EXERCISE PROMPT => Set down the data below without change, skipping the pictures it holds.

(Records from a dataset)
>> start
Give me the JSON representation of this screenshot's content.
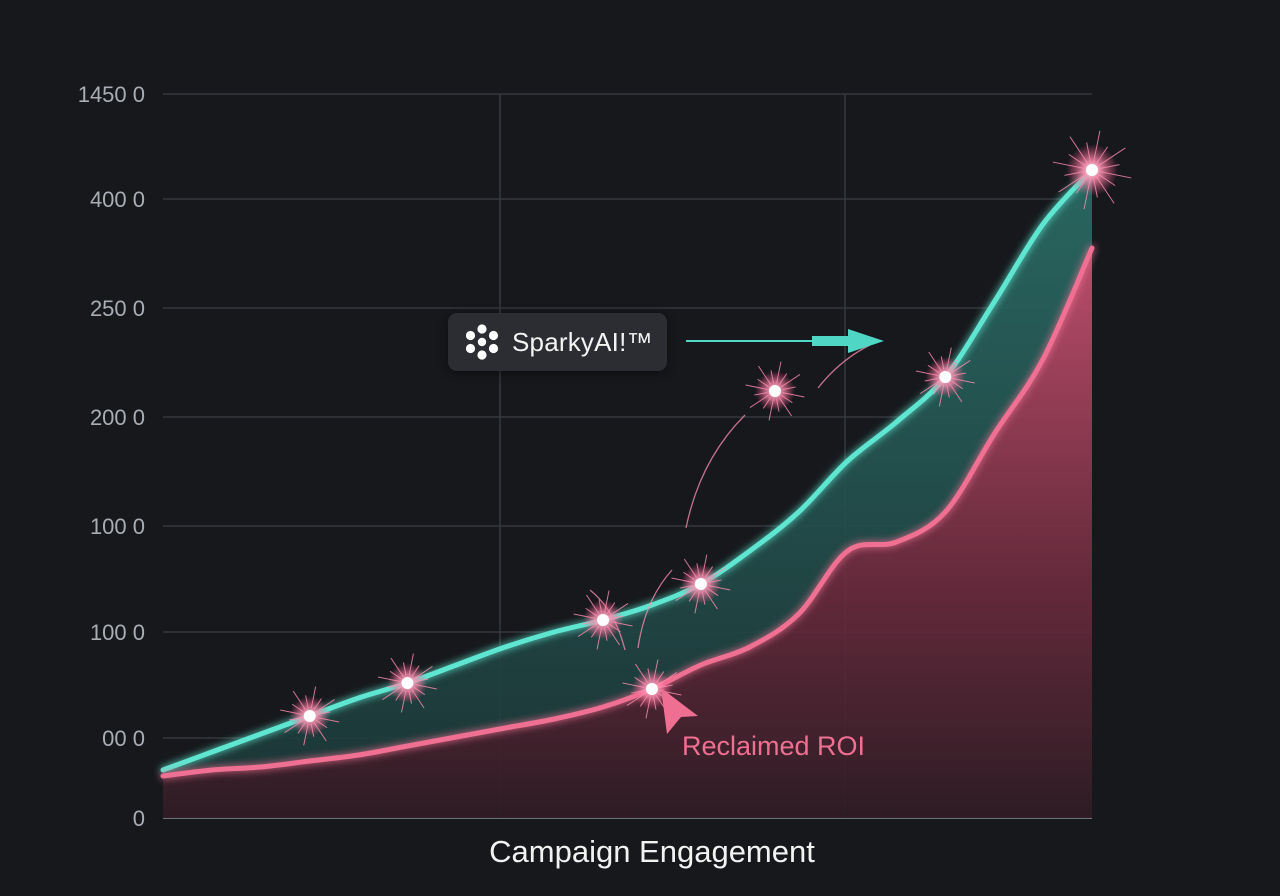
{
  "chart_data": {
    "type": "area",
    "xlabel": "Campaign Engagement",
    "ylabel": "",
    "yticks": [
      "0",
      "00 0",
      "100 0",
      "100 0",
      "200 0",
      "250 0",
      "400 0",
      "1450 0"
    ],
    "grid": true,
    "series": [
      {
        "color": "#5fe6d0",
        "values": [
          0.8,
          1.1,
          1.4,
          1.7,
          2.0,
          2.25,
          2.55,
          2.85,
          3.1,
          3.3,
          3.55,
          3.9,
          4.45,
          5.1,
          5.95,
          6.6,
          7.35,
          8.6,
          9.9,
          10.8
        ]
      },
      {
        "color": "#ef6f92",
        "values": [
          0.7,
          0.8,
          0.85,
          0.95,
          1.05,
          1.2,
          1.35,
          1.5,
          1.65,
          1.85,
          2.15,
          2.55,
          2.85,
          3.4,
          4.45,
          4.6,
          5.1,
          6.4,
          7.65,
          9.5
        ]
      }
    ],
    "highlighted_points": [
      {
        "series": 0,
        "index": 3
      },
      {
        "series": 0,
        "index": 5
      },
      {
        "series": 0,
        "index": 9
      },
      {
        "series": 0,
        "index": 11
      },
      {
        "series": 0,
        "index": 16
      },
      {
        "series": 0,
        "index": 19
      },
      {
        "series": 1,
        "index": 10
      }
    ]
  },
  "callout": {
    "brand_label": "SparkyAI!™",
    "brand_icon": "molecule-icon",
    "roi_label": "Reclaimed ROI"
  }
}
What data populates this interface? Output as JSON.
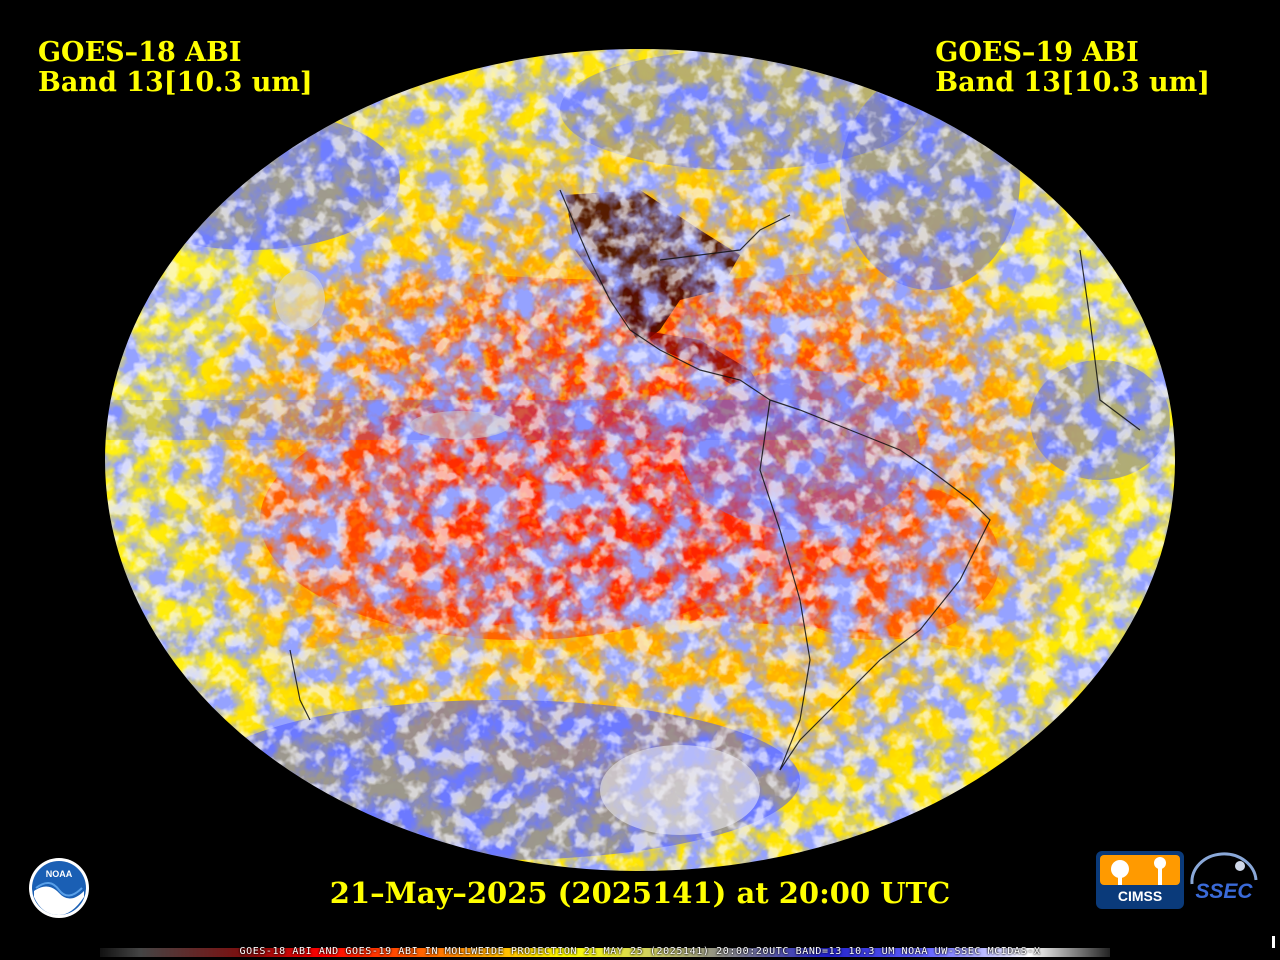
{
  "header": {
    "left_line1": "GOES–18 ABI",
    "left_line2": "Band 13[10.3 um]",
    "right_line1": "GOES–19 ABI",
    "right_line2": "Band 13[10.3 um]"
  },
  "timestamp": "21–May–2025 (2025141) at 20:00 UTC",
  "footer": "GOES-18 ABI AND GOES-19 ABI IN MOLLWEIDE PROJECTION 21 MAY 25 (2025141) 20:00:20UTC BAND=13 10.3 UM NOAA UW-SSEC MCIDAS-X",
  "logos": {
    "noaa": "NOAA",
    "cimss": "CIMSS",
    "ssec": "SSEC"
  },
  "colors": {
    "label": "#ffff00",
    "background": "#000000",
    "warm_red": "#ff2a00",
    "orange": "#ff8c00",
    "yellow": "#ffee00",
    "cloud_blue": "#4d5cff",
    "cloud_white": "#e8e8f0",
    "land_dark": "#3a0000"
  },
  "map": {
    "projection": "Mollweide"
  }
}
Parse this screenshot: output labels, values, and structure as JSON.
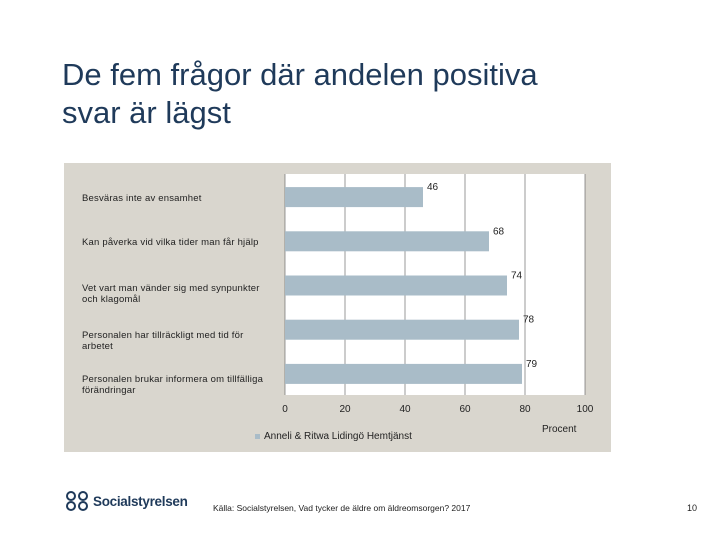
>> end
EXPECTED ANSWER =>
Give me the JSON representation of this screenshot's content.
{
  "chart_data": {
    "type": "area",
    "xlabel": "Campaign Engagement",
    "ylabel": "",
    "yticks": [
      "0",
      "00 0",
      "100 0",
      "100 0",
      "200 0",
      "250 0",
      "400 0",
      "1450 0"
    ],
    "grid": true,
    "series": [
      {
        "color": "#5fe6d0",
        "values": [
          0.8,
          1.1,
          1.4,
          1.7,
          2.0,
          2.25,
          2.55,
          2.85,
          3.1,
          3.3,
          3.55,
          3.9,
          4.45,
          5.1,
          5.95,
          6.6,
          7.35,
          8.6,
          9.9,
          10.8
        ]
      },
      {
        "color": "#ef6f92",
        "values": [
          0.7,
          0.8,
          0.85,
          0.95,
          1.05,
          1.2,
          1.35,
          1.5,
          1.65,
          1.85,
          2.15,
          2.55,
          2.85,
          3.4,
          4.45,
          4.6,
          5.1,
          6.4,
          7.65,
          9.5
        ]
      }
    ],
    "highlighted_points": [
      {
        "series": 0,
        "index": 3
      },
      {
        "series": 0,
        "index": 5
      },
      {
        "series": 0,
        "index": 9
      },
      {
        "series": 0,
        "index": 11
      },
      {
        "series": 0,
        "index": 16
      },
      {
        "series": 0,
        "index": 19
      },
      {
        "series": 1,
        "index": 10
      }
    ]
  },
  "callout": {
    "brand_label": "SparkyAI!™",
    "brand_icon": "molecule-icon",
    "roi_label": "Reclaimed ROI"
  }
}
What data populates this interface? Output as JSON.
{
  "header": {
    "left_line1": "GOES–18 ABI",
    "left_line2": "Band 13[10.3 um]",
    "right_line1": "GOES–19 ABI",
    "right_line2": "Band 13[10.3 um]"
  },
  "timestamp": "21–May–2025 (2025141) at 20:00 UTC",
  "footer": "GOES-18 ABI AND GOES-19 ABI IN MOLLWEIDE PROJECTION 21 MAY 25 (2025141) 20:00:20UTC BAND=13 10.3 UM NOAA UW-SSEC MCIDAS-X",
  "logos": {
    "noaa": "NOAA",
    "cimss": "CIMSS",
    "ssec": "SSEC"
  },
  "colors": {
    "label": "#ffff00",
    "background": "#000000",
    "warm_red": "#ff2a00",
    "orange": "#ff8c00",
    "yellow": "#ffee00",
    "cloud_blue": "#4d5cff",
    "cloud_white": "#e8e8f0",
    "land_dark": "#3a0000"
  },
  "map": {
    "projection": "Mollweide"
  }
}
Parse this screenshot: output labels, values, and structure as JSON.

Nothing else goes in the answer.